Challenge ▸
Give back the full listing verbatim, apart from its images.

-- START --

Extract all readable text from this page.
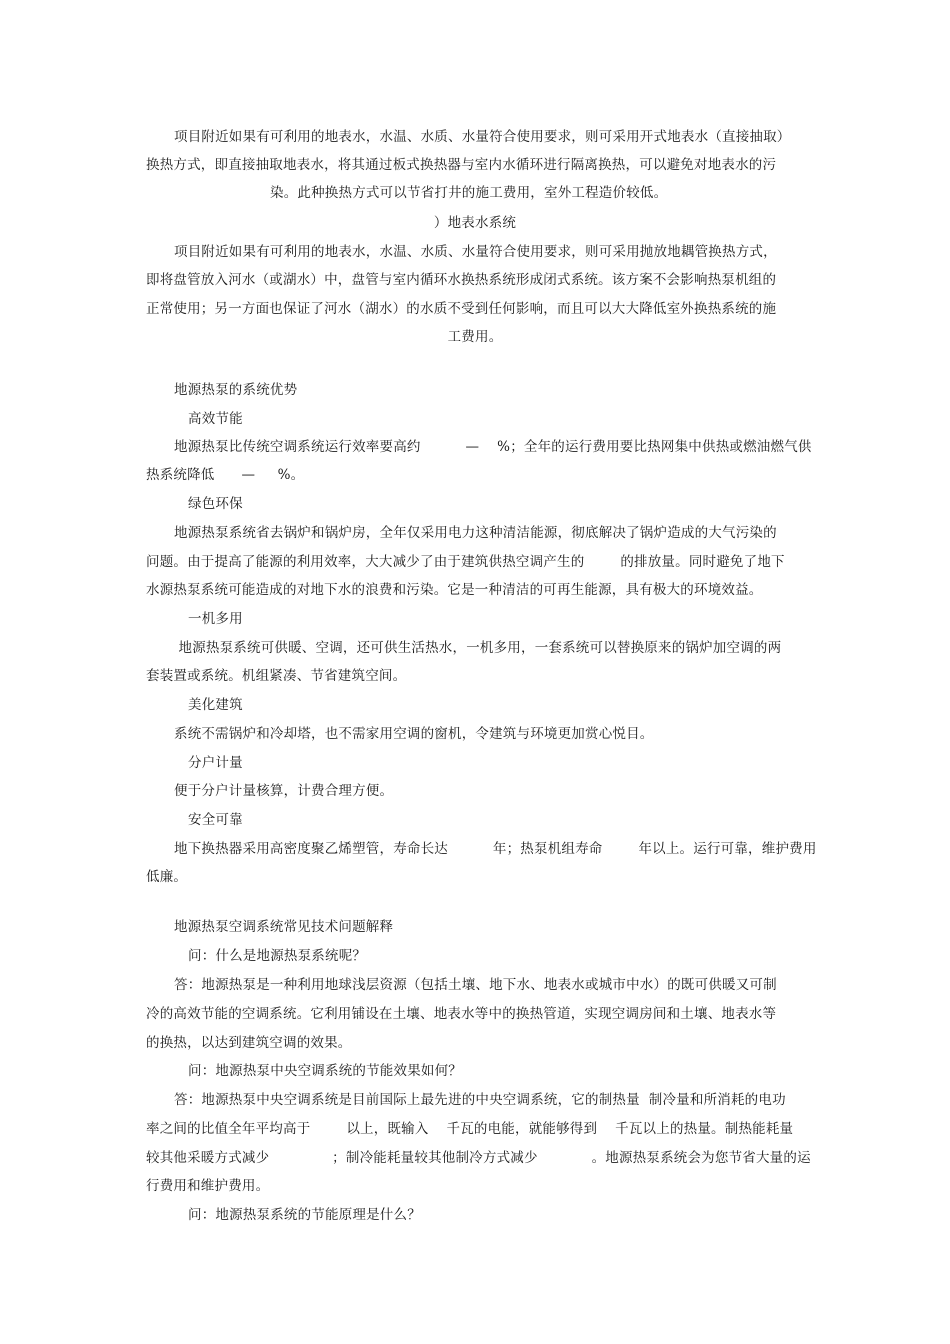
项目附近如果有可利用的地表水，水温、水质、水量符合使用要求，则可采用开式地表水（直接抽取）
换热方式，即直接抽取地表水，将其通过板式换热器与室内水循环进行隔离换热，可以避免对地表水的污
染。此种换热方式可以节省打井的施工费用，室外工程造价较低。
）地表水系统
项目附近如果有可利用的地表水，水温、水质、水量符合使用要求，则可采用抛放地耦管换热方式，
即将盘管放入河水（或湖水）中，盘管与室内循环水换热系统形成闭式系统。该方案不会影响热泵机组的
正常使用；另一方面也保证了河水（湖水）的水质不受到任何影响，而且可以大大降低室外换热系统的施
工费用。
地源热泵的系统优势
高效节能
地源热泵比传统空调系统运行效率要高约          —    %；全年的运行费用要比热网集中供热或燃油燃气供
热系统降低      —     %。
绿色环保
地源热泵系统省去锅炉和锅炉房，全年仅采用电力这种清洁能源，彻底解决了锅炉造成的大气污染的
问题。由于提高了能源的利用效率，大大减少了由于建筑供热空调产生的        的排放量。同时避免了地下
水源热泵系统可能造成的对地下水的浪费和污染。它是一种清洁的可再生能源，具有极大的环境效益。
一机多用
地源热泵系统可供暖、空调，还可供生活热水，一机多用，一套系统可以替换原来的锅炉加空调的两
套装置或系统。机组紧凑、节省建筑空间。
美化建筑
系统不需锅炉和冷却塔，也不需家用空调的窗机，令建筑与环境更加赏心悦目。
分户计量
便于分户计量核算，计费合理方便。
安全可靠
地下换热器采用高密度聚乙烯塑管，寿命长达          年；热泵机组寿命        年以上。运行可靠，维护费用
低廉。
地源热泵空调系统常见技术问题解释
问：什么是地源热泵系统呢？
答：地源热泵是一种利用地球浅层资源（包括土壤、地下水、地表水或城市中水）的既可供暖又可制
冷的高效节能的空调系统。它利用铺设在土壤、地表水等中的换热管道，实现空调房间和土壤、地表水等
的换热，以达到建筑空调的效果。
问：地源热泵中央空调系统的节能效果如何？
答：地源热泵中央空调系统是目前国际上最先进的中央空调系统，它的制热量  制冷量和所消耗的电功
率之间的比值全年平均高于        以上，既输入    千瓦的电能，就能够得到    千瓦以上的热量。制热能耗量
较其他采暖方式减少              ；制冷能耗量较其他制冷方式减少            。地源热泵系统会为您节省大量的运
行费用和维护费用。
问：地源热泵系统的节能原理是什么？
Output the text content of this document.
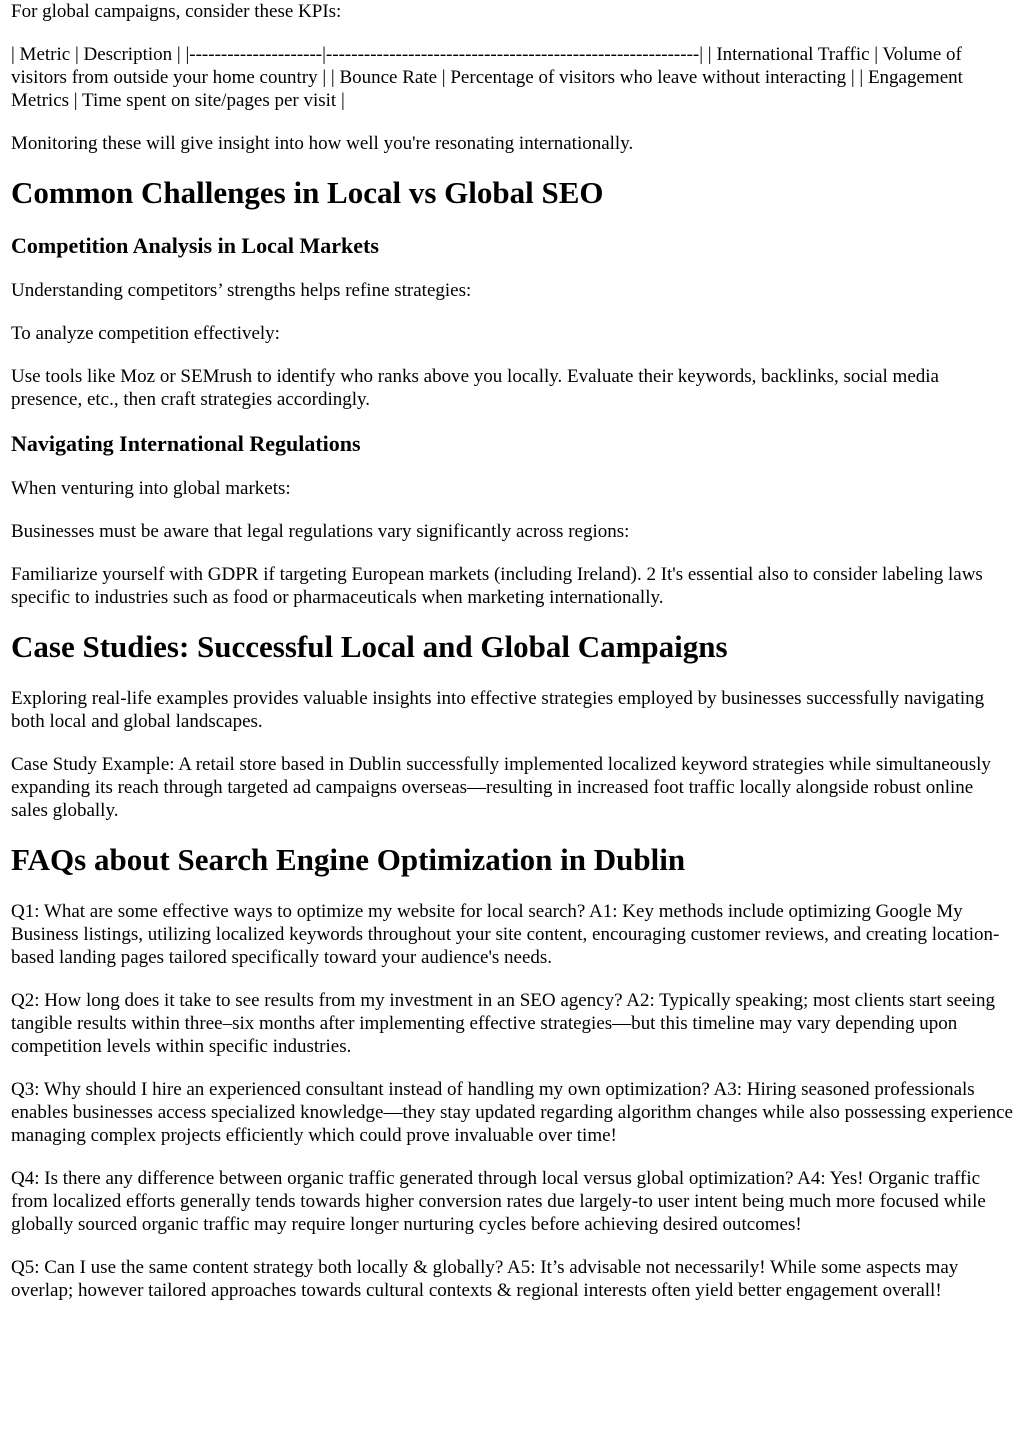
For global campaigns, consider these KPIs:

| Metric | Description | |---------------------|-----------------------------------------------------------| | International Traffic | Volume of visitors from outside your home country | | Bounce Rate | Percentage of visitors who leave without interacting | | Engagement Metrics | Time spent on site/pages per visit |

Monitoring these will give insight into how well you're resonating internationally.

Common Challenges in Local vs Global SEO
Competition Analysis in Local Markets

Understanding competitors’ strengths helps refine strategies:

To analyze competition effectively:

Use tools like Moz or SEMrush to identify who ranks above you locally. Evaluate their keywords, backlinks, social media presence, etc., then craft strategies accordingly.

Navigating International Regulations

When venturing into global markets:

Businesses must be aware that legal regulations vary significantly across regions:

Familiarize yourself with GDPR if targeting European markets (including Ireland). 2 It's essential also to consider labeling laws specific to industries such as food or pharmaceuticals when marketing internationally.

Case Studies: Successful Local and Global Campaigns

Exploring real-life examples provides valuable insights into effective strategies employed by businesses successfully navigating both local and global landscapes.

Case Study Example: A retail store based in Dublin successfully implemented localized keyword strategies while simultaneously expanding its reach through targeted ad campaigns overseas—resulting in increased foot traffic locally alongside robust online sales globally.

FAQs about Search Engine Optimization in Dublin

Q1: What are some effective ways to optimize my website for local search? A1: Key methods include optimizing Google My Business listings, utilizing localized keywords throughout your site content, encouraging customer reviews, and creating location-based landing pages tailored specifically toward your audience's needs.

Q2: How long does it take to see results from my investment in an SEO agency? A2: Typically speaking; most clients start seeing tangible results within three–six months after implementing effective strategies—but this timeline may vary depending upon competition levels within specific industries.

Q3: Why should I hire an experienced consultant instead of handling my own optimization? A3: Hiring seasoned professionals enables businesses access specialized knowledge—they stay updated regarding algorithm changes while also possessing experience managing complex projects efficiently which could prove invaluable over time!

Q4: Is there any difference between organic traffic generated through local versus global optimization? A4: Yes! Organic traffic from localized efforts generally tends towards higher conversion rates due largely-to user intent being much more focused while globally sourced organic traffic may require longer nurturing cycles before achieving desired outcomes!

Q5: Can I use the same content strategy both locally & globally? A5: It’s advisable not necessarily! While some aspects may overlap; however tailored approaches towards cultural contexts & regional interests often yield better engagement overall!
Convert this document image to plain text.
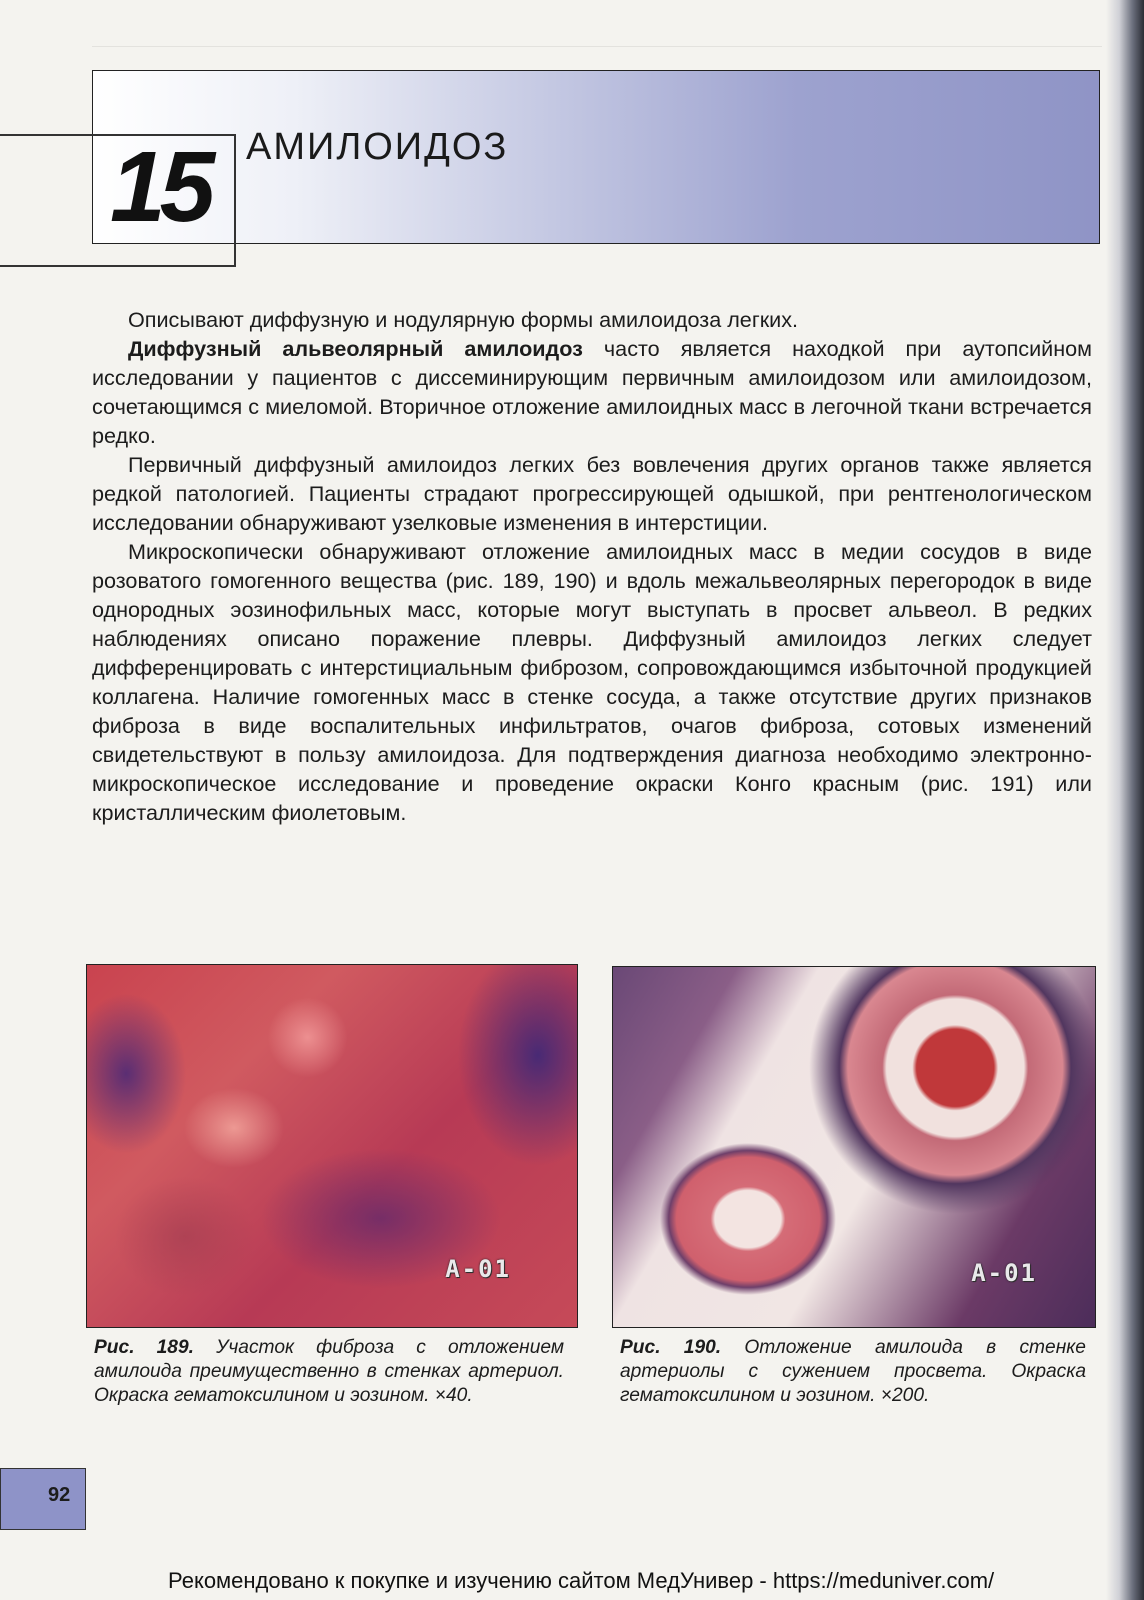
15 АМИЛОИДОЗ

Описывают диффузную и нодулярную формы амилоидоза легких.

Диффузный альвеолярный амилоидоз часто является находкой при аутопсийном исследовании у пациентов с диссеминирующим первичным амилоидозом или амилоидозом, сочетающимся с миеломой. Вторичное отложение амилоидных масс в легочной ткани встречается редко.

Первичный диффузный амилоидоз легких без вовлечения других органов также является редкой патологией. Пациенты страдают прогрессирующей одышкой, при рентгенологическом исследовании обнаруживают узелковые изменения в интерстиции.

Микроскопически обнаруживают отложение амилоидных масс в медии сосудов в виде розоватого гомогенного вещества (рис. 189, 190) и вдоль межальвеолярных перегородок в виде однородных эозинофильных масс, которые могут выступать в просвет альвеол. В редких наблюдениях описано поражение плевры. Диффузный амилоидоз легких следует дифференцировать с интерстициальным фиброзом, сопровождающимся избыточной продукцией коллагена. Наличие гомогенных масс в стенке сосуда, а также отсутствие других признаков фиброза в виде воспалительных инфильтратов, очагов фиброза, сотовых изменений свидетельствуют в пользу амилоидоза. Для подтверждения диагноза необходимо электронно-микроскопическое исследование и проведение окраски Конго красным (рис. 191) или кристаллическим фиолетовым.

A-01	A-01
Рис. 189. Участок фиброза с отложением амилоида преимущественно в стенках артериол. Окраска гематоксилином и эозином. ×40.
Рис. 190. Отложение амилоида в стенке артериолы с сужением просвета. Окраска гематоксилином и эозином. ×200.
92
Рекомендовано к покупке и изучению сайтом МедУнивер - https://meduniver.com/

-- END --

Solution ▸
Extract all readable text from this page.
项目附近如果有可利用的地表水，水温、水质、水量符合使用要求，则可采用开式地表水（直接抽取）
换热方式，即直接抽取地表水，将其通过板式换热器与室内水循环进行隔离换热，可以避免对地表水的污
染。此种换热方式可以节省打井的施工费用，室外工程造价较低。
）地表水系统
项目附近如果有可利用的地表水，水温、水质、水量符合使用要求，则可采用抛放地耦管换热方式，
即将盘管放入河水（或湖水）中，盘管与室内循环水换热系统形成闭式系统。该方案不会影响热泵机组的
正常使用；另一方面也保证了河水（湖水）的水质不受到任何影响，而且可以大大降低室外换热系统的施
工费用。
地源热泵的系统优势
高效节能
地源热泵比传统空调系统运行效率要高约          —    %；全年的运行费用要比热网集中供热或燃油燃气供
热系统降低      —     %。
绿色环保
地源热泵系统省去锅炉和锅炉房，全年仅采用电力这种清洁能源，彻底解决了锅炉造成的大气污染的
问题。由于提高了能源的利用效率，大大减少了由于建筑供热空调产生的        的排放量。同时避免了地下
水源热泵系统可能造成的对地下水的浪费和污染。它是一种清洁的可再生能源，具有极大的环境效益。
一机多用
地源热泵系统可供暖、空调，还可供生活热水，一机多用，一套系统可以替换原来的锅炉加空调的两
套装置或系统。机组紧凑、节省建筑空间。
美化建筑
系统不需锅炉和冷却塔，也不需家用空调的窗机，令建筑与环境更加赏心悦目。
分户计量
便于分户计量核算，计费合理方便。
安全可靠
地下换热器采用高密度聚乙烯塑管，寿命长达          年；热泵机组寿命        年以上。运行可靠，维护费用
低廉。
地源热泵空调系统常见技术问题解释
问：什么是地源热泵系统呢？
答：地源热泵是一种利用地球浅层资源（包括土壤、地下水、地表水或城市中水）的既可供暖又可制
冷的高效节能的空调系统。它利用铺设在土壤、地表水等中的换热管道，实现空调房间和土壤、地表水等
的换热，以达到建筑空调的效果。
问：地源热泵中央空调系统的节能效果如何？
答：地源热泵中央空调系统是目前国际上最先进的中央空调系统，它的制热量  制冷量和所消耗的电功
率之间的比值全年平均高于        以上，既输入    千瓦的电能，就能够得到    千瓦以上的热量。制热能耗量
较其他采暖方式减少              ；制冷能耗量较其他制冷方式减少            。地源热泵系统会为您节省大量的运
行费用和维护费用。
问：地源热泵系统的节能原理是什么？
Output the text content of this document.
For global campaigns, consider these KPIs:

| Metric | Description | |---------------------|-----------------------------------------------------------| | International Traffic | Volume of visitors from outside your home country | | Bounce Rate | Percentage of visitors who leave without interacting | | Engagement Metrics | Time spent on site/pages per visit |

Monitoring these will give insight into how well you're resonating internationally.

Common Challenges in Local vs Global SEO
Competition Analysis in Local Markets

Understanding competitors’ strengths helps refine strategies:

To analyze competition effectively:

Use tools like Moz or SEMrush to identify who ranks above you locally. Evaluate their keywords, backlinks, social media presence, etc., then craft strategies accordingly.

Navigating International Regulations

When venturing into global markets:

Businesses must be aware that legal regulations vary significantly across regions:

Familiarize yourself with GDPR if targeting European markets (including Ireland). 2 It's essential also to consider labeling laws specific to industries such as food or pharmaceuticals when marketing internationally.

Case Studies: Successful Local and Global Campaigns

Exploring real-life examples provides valuable insights into effective strategies employed by businesses successfully navigating both local and global landscapes.

Case Study Example: A retail store based in Dublin successfully implemented localized keyword strategies while simultaneously expanding its reach through targeted ad campaigns overseas—resulting in increased foot traffic locally alongside robust online sales globally.

FAQs about Search Engine Optimization in Dublin

Q1: What are some effective ways to optimize my website for local search? A1: Key methods include optimizing Google My Business listings, utilizing localized keywords throughout your site content, encouraging customer reviews, and creating location-based landing pages tailored specifically toward your audience's needs.

Q2: How long does it take to see results from my investment in an SEO agency? A2: Typically speaking; most clients start seeing tangible results within three–six months after implementing effective strategies—but this timeline may vary depending upon competition levels within specific industries.

Q3: Why should I hire an experienced consultant instead of handling my own optimization? A3: Hiring seasoned professionals enables businesses access specialized knowledge—they stay updated regarding algorithm changes while also possessing experience managing complex projects efficiently which could prove invaluable over time!

Q4: Is there any difference between organic traffic generated through local versus global optimization? A4: Yes! Organic traffic from localized efforts generally tends towards higher conversion rates due largely-to user intent being much more focused while globally sourced organic traffic may require longer nurturing cycles before achieving desired outcomes!

Q5: Can I use the same content strategy both locally & globally? A5: It’s advisable not necessarily! While some aspects may overlap; however tailored approaches towards cultural contexts & regional interests often yield better engagement overall!
Convert this document image to plain text.
15 АМИЛОИДОЗ

Описывают диффузную и нодулярную формы амилоидоза легких.

Диффузный альвеолярный амилоидоз часто является находкой при аутопсийном исследовании у пациентов с диссеминирующим первичным амилоидозом или амилоидозом, сочетающимся с миеломой. Вторичное отложение амилоидных масс в легочной ткани встречается редко.

Первичный диффузный амилоидоз легких без вовлечения других органов также является редкой патологией. Пациенты страдают прогрессирующей одышкой, при рентгенологическом исследовании обнаруживают узелковые изменения в интерстиции.

Микроскопически обнаруживают отложение амилоидных масс в медии сосудов в виде розоватого гомогенного вещества (рис. 189, 190) и вдоль межальвеолярных перегородок в виде однородных эозинофильных масс, которые могут выступать в просвет альвеол. В редких наблюдениях описано поражение плевры. Диффузный амилоидоз легких следует дифференцировать с интерстициальным фиброзом, сопровождающимся избыточной продукцией коллагена. Наличие гомогенных масс в стенке сосуда, а также отсутствие других признаков фиброза в виде воспалительных инфильтратов, очагов фиброза, сотовых изменений свидетельствуют в пользу амилоидоза. Для подтверждения диагноза необходимо электронно-микроскопическое исследование и проведение окраски Конго красным (рис. 191) или кристаллическим фиолетовым.

A-01	A-01
Рис. 189. Участок фиброза с отложением амилоида преимущественно в стенках артериол. Окраска гематоксилином и эозином. ×40.
Рис. 190. Отложение амилоида в стенке артериолы с сужением просвета. Окраска гематоксилином и эозином. ×200.
92
Рекомендовано к покупке и изучению сайтом МедУнивер - https://meduniver.com/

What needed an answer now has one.